_Problem_: Retype all of the data. Every line must match exactly.

_Extracted information_:
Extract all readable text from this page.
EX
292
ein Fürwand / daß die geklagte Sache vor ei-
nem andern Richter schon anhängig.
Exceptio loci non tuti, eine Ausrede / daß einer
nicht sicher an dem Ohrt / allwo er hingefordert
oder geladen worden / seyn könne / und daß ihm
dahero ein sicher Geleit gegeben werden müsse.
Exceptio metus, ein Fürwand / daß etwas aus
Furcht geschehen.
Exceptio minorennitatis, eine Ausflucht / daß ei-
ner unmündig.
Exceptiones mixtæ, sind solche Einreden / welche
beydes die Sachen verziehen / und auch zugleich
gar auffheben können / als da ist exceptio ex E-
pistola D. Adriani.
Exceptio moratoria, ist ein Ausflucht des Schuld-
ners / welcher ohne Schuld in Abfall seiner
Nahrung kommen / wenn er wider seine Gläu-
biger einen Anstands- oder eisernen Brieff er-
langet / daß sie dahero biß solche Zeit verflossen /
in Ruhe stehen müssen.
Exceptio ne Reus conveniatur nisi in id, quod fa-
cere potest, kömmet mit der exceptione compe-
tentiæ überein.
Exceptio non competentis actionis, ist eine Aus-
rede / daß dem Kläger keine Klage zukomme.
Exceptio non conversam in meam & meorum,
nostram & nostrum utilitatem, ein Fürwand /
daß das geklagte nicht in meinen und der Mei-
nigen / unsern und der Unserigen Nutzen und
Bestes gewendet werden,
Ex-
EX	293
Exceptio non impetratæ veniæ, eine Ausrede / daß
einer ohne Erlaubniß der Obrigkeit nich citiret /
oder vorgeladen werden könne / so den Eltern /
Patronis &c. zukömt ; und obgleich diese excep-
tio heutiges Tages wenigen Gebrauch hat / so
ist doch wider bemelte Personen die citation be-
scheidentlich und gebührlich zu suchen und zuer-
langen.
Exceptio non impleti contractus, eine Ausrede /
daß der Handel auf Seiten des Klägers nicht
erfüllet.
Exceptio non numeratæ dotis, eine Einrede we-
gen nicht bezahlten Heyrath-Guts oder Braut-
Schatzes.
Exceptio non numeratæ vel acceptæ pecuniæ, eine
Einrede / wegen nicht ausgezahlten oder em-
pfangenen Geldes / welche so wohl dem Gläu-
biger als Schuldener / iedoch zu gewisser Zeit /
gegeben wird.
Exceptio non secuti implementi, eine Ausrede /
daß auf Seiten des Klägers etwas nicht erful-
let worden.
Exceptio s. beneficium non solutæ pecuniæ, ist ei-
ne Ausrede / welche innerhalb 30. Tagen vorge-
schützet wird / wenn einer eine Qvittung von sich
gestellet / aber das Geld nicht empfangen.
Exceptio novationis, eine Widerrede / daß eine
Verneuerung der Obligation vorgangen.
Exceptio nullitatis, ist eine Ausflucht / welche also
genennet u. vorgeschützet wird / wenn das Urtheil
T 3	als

_Answer for the task_:
Extract all readable text from this page.
EX
292
ein Fürwand / daß die geklagte Sache vor ei-
nem andern Richter schon anhängig.
Exceptio loci non tuti, eine Ausrede / daß einer
nicht sicher an dem Ohrt / allwo er hingefordert
oder geladen worden / seyn könne / und daß ihm
dahero ein sicher Geleit gegeben werden müsse.
Exceptio metus, ein Fürwand / daß etwas aus
Furcht geschehen.
Exceptio minorennitatis, eine Ausflucht / daß ei-
ner unmündig.
Exceptiones mixtæ, sind solche Einreden / welche
beydes die Sachen verziehen / und auch zugleich
gar auffheben können / als da ist exceptio ex E-
pistola D. Adriani.
Exceptio moratoria, ist ein Ausflucht des Schuld-
ners / welcher ohne Schuld in Abfall seiner
Nahrung kommen / wenn er wider seine Gläu-
biger einen Anstands- oder eisernen Brieff er-
langet / daß sie dahero biß solche Zeit verflossen /
in Ruhe stehen müssen.
Exceptio ne Reus conveniatur nisi in id, quod fa-
cere potest, kömmet mit der exceptione compe-
tentiæ überein.
Exceptio non competentis actionis, ist eine Aus-
rede / daß dem Kläger keine Klage zukomme.
Exceptio non conversam in meam & meorum,
nostram & nostrum utilitatem, ein Fürwand /
daß das geklagte nicht in meinen und der Mei-
nigen / unsern und der Unserigen Nutzen und
Bestes gewendet werden,
Ex-
EX	293
Exceptio non impetratæ veniæ, eine Ausrede / daß
einer ohne Erlaubniß der Obrigkeit nich citiret /
oder vorgeladen werden könne / so den Eltern /
Patronis &c. zukömt ; und obgleich diese excep-
tio heutiges Tages wenigen Gebrauch hat / so
ist doch wider bemelte Personen die citation be-
scheidentlich und gebührlich zu suchen und zuer-
langen.
Exceptio non impleti contractus, eine Ausrede /
daß der Handel auf Seiten des Klägers nicht
erfüllet.
Exceptio non numeratæ dotis, eine Einrede we-
gen nicht bezahlten Heyrath-Guts oder Braut-
Schatzes.
Exceptio non numeratæ vel acceptæ pecuniæ, eine
Einrede / wegen nicht ausgezahlten oder em-
pfangenen Geldes / welche so wohl dem Gläu-
biger als Schuldener / iedoch zu gewisser Zeit /
gegeben wird.
Exceptio non secuti implementi, eine Ausrede /
daß auf Seiten des Klägers etwas nicht erful-
let worden.
Exceptio s. beneficium non solutæ pecuniæ, ist ei-
ne Ausrede / welche innerhalb 30. Tagen vorge-
schützet wird / wenn einer eine Qvittung von sich
gestellet / aber das Geld nicht empfangen.
Exceptio novationis, eine Widerrede / daß eine
Verneuerung der Obligation vorgangen.
Exceptio nullitatis, ist eine Ausflucht / welche also
genennet u. vorgeschützet wird / wenn das Urtheil
T 3	als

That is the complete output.